======== SUPPLIED MATERIAL ========
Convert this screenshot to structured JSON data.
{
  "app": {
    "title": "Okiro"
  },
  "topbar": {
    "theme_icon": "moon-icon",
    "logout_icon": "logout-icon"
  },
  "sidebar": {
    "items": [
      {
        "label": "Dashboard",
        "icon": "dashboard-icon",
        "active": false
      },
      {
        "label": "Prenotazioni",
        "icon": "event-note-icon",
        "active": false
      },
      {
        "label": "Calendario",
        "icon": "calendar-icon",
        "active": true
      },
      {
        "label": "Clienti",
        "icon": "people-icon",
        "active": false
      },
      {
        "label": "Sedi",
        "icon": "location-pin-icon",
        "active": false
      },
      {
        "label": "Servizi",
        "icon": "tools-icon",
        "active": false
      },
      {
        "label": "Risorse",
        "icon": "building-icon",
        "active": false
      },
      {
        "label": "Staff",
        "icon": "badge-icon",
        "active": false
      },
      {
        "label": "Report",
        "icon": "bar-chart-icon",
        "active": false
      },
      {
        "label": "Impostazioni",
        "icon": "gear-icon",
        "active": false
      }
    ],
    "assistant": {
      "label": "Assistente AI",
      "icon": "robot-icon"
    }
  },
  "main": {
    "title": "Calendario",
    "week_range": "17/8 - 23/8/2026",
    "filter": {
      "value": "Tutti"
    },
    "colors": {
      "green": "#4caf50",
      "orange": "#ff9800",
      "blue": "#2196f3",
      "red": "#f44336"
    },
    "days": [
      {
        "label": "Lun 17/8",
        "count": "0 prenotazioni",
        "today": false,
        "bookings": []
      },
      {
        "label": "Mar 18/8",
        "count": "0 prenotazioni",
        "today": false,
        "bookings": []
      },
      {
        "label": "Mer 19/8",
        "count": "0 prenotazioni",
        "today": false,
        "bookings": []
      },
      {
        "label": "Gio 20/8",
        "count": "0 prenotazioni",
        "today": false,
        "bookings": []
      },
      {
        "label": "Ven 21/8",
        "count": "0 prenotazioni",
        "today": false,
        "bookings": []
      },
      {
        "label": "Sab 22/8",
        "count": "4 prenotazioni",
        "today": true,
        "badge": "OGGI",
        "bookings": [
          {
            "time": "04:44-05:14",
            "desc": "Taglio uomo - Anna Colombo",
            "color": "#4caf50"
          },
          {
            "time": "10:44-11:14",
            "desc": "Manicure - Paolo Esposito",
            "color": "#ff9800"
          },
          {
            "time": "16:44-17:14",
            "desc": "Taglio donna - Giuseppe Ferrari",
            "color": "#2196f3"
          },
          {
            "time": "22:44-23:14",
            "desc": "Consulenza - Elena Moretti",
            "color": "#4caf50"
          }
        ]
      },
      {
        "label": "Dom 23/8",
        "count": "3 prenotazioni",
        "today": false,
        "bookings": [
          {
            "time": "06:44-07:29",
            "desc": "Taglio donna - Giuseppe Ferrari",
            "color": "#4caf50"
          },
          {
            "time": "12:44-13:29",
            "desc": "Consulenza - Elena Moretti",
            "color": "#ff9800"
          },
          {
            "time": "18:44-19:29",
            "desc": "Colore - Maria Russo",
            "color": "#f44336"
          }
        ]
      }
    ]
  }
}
========
**WHAT IS REQUIRED**
Extract every record and return it verbatim.

**THE COMPLETED TASK**
Convert this screenshot to structured JSON data.
{
  "app": {
    "title": "Okiro"
  },
  "topbar": {
    "theme_icon": "moon-icon",
    "logout_icon": "logout-icon"
  },
  "sidebar": {
    "items": [
      {
        "label": "Dashboard",
        "icon": "dashboard-icon",
        "active": false
      },
      {
        "label": "Prenotazioni",
        "icon": "event-note-icon",
        "active": false
      },
      {
        "label": "Calendario",
        "icon": "calendar-icon",
        "active": true
      },
      {
        "label": "Clienti",
        "icon": "people-icon",
        "active": false
      },
      {
        "label": "Sedi",
        "icon": "location-pin-icon",
        "active": false
      },
      {
        "label": "Servizi",
        "icon": "tools-icon",
        "active": false
      },
      {
        "label": "Risorse",
        "icon": "building-icon",
        "active": false
      },
      {
        "label": "Staff",
        "icon": "badge-icon",
        "active": false
      },
      {
        "label": "Report",
        "icon": "bar-chart-icon",
        "active": false
      },
      {
        "label": "Impostazioni",
        "icon": "gear-icon",
        "active": false
      }
    ],
    "assistant": {
      "label": "Assistente AI",
      "icon": "robot-icon"
    }
  },
  "main": {
    "title": "Calendario",
    "week_range": "17/8 - 23/8/2026",
    "filter": {
      "value": "Tutti"
    },
    "colors": {
      "green": "#4caf50",
      "orange": "#ff9800",
      "blue": "#2196f3",
      "red": "#f44336"
    },
    "days": [
      {
        "label": "Lun 17/8",
        "count": "0 prenotazioni",
        "today": false,
        "bookings": []
      },
      {
        "label": "Mar 18/8",
        "count": "0 prenotazioni",
        "today": false,
        "bookings": []
      },
      {
        "label": "Mer 19/8",
        "count": "0 prenotazioni",
        "today": false,
        "bookings": []
      },
      {
        "label": "Gio 20/8",
        "count": "0 prenotazioni",
        "today": false,
        "bookings": []
      },
      {
        "label": "Ven 21/8",
        "count": "0 prenotazioni",
        "today": false,
        "bookings": []
      },
      {
        "label": "Sab 22/8",
        "count": "4 prenotazioni",
        "today": true,
        "badge": "OGGI",
        "bookings": [
          {
            "time": "04:44-05:14",
            "desc": "Taglio uomo - Anna Colombo",
            "color": "#4caf50"
          },
          {
            "time": "10:44-11:14",
            "desc": "Manicure - Paolo Esposito",
            "color": "#ff9800"
          },
          {
            "time": "16:44-17:14",
            "desc": "Taglio donna - Giuseppe Ferrari",
            "color": "#2196f3"
          },
          {
            "time": "22:44-23:14",
            "desc": "Consulenza - Elena Moretti",
            "color": "#4caf50"
          }
        ]
      },
      {
        "label": "Dom 23/8",
        "count": "3 prenotazioni",
        "today": false,
        "bookings": [
          {
            "time": "06:44-07:29",
            "desc": "Taglio donna - Giuseppe Ferrari",
            "color": "#4caf50"
          },
          {
            "time": "12:44-13:29",
            "desc": "Consulenza - Elena Moretti",
            "color": "#ff9800"
          },
          {
            "time": "18:44-19:29",
            "desc": "Colore - Maria Russo",
            "color": "#f44336"
          }
        ]
      }
    ]
  }
}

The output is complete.